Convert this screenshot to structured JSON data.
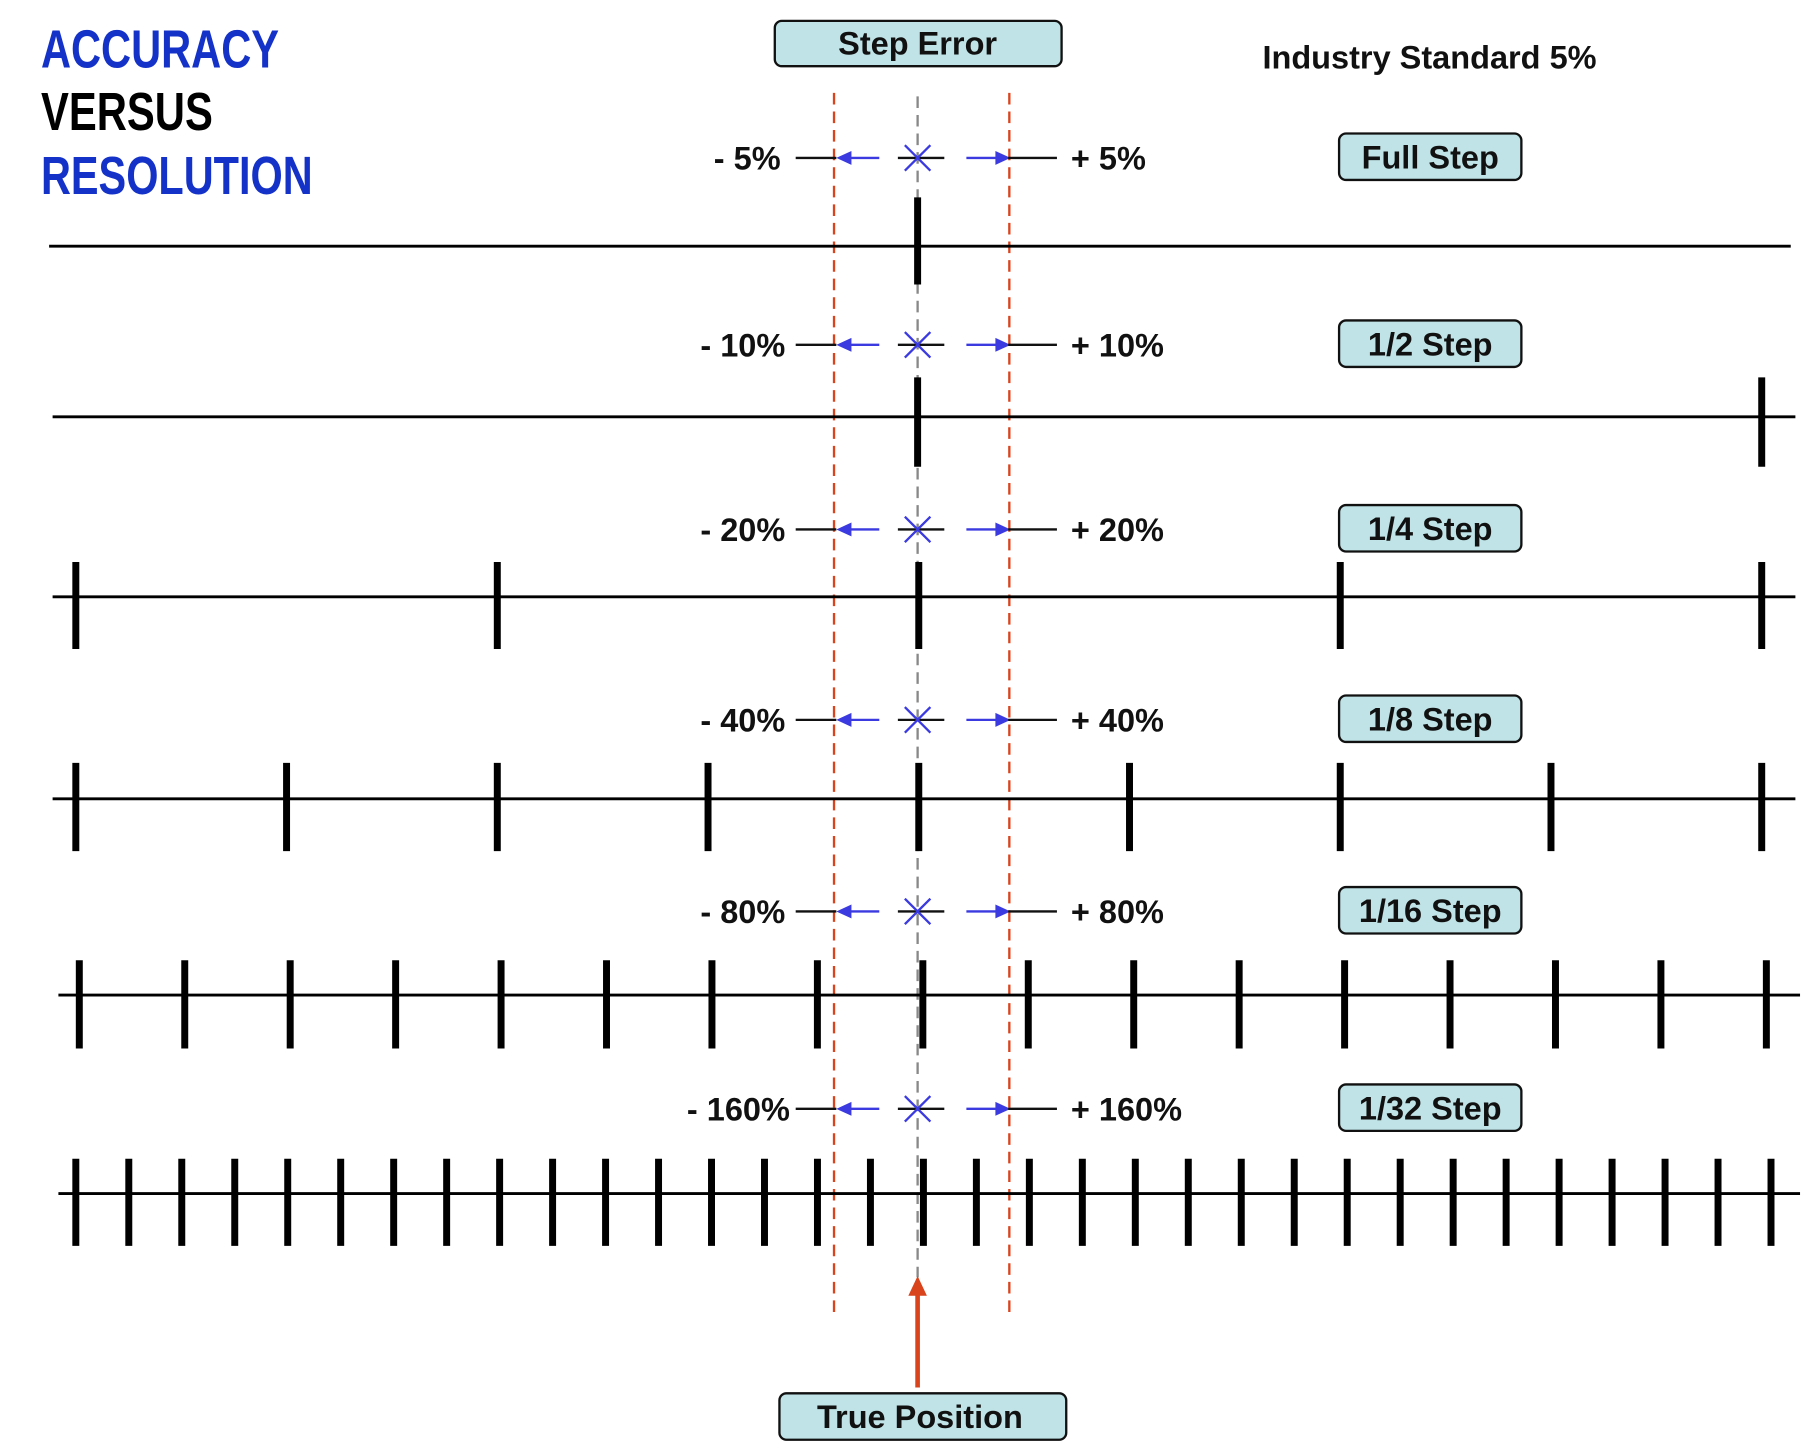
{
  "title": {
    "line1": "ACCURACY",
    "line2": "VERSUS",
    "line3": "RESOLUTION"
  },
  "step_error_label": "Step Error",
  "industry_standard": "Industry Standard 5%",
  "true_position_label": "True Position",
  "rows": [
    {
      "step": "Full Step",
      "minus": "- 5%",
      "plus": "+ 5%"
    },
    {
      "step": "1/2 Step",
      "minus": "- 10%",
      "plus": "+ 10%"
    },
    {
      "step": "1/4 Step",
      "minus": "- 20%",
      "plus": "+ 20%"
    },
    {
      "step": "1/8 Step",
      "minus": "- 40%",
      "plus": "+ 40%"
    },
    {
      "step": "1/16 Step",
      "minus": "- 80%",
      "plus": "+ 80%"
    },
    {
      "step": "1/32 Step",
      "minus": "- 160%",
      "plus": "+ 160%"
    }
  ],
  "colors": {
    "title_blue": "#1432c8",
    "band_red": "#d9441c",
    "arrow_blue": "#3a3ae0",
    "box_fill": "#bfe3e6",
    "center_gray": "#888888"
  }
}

************

◆ The exercise
Your copy of the data should match it exactly, except that pictures are left out.

◆ Task output
Convert this screenshot to structured JSON data.
{
  "title": {
    "line1": "ACCURACY",
    "line2": "VERSUS",
    "line3": "RESOLUTION"
  },
  "step_error_label": "Step Error",
  "industry_standard": "Industry Standard 5%",
  "true_position_label": "True Position",
  "rows": [
    {
      "step": "Full Step",
      "minus": "- 5%",
      "plus": "+ 5%"
    },
    {
      "step": "1/2 Step",
      "minus": "- 10%",
      "plus": "+ 10%"
    },
    {
      "step": "1/4 Step",
      "minus": "- 20%",
      "plus": "+ 20%"
    },
    {
      "step": "1/8 Step",
      "minus": "- 40%",
      "plus": "+ 40%"
    },
    {
      "step": "1/16 Step",
      "minus": "- 80%",
      "plus": "+ 80%"
    },
    {
      "step": "1/32 Step",
      "minus": "- 160%",
      "plus": "+ 160%"
    }
  ],
  "colors": {
    "title_blue": "#1432c8",
    "band_red": "#d9441c",
    "arrow_blue": "#3a3ae0",
    "box_fill": "#bfe3e6",
    "center_gray": "#888888"
  }
}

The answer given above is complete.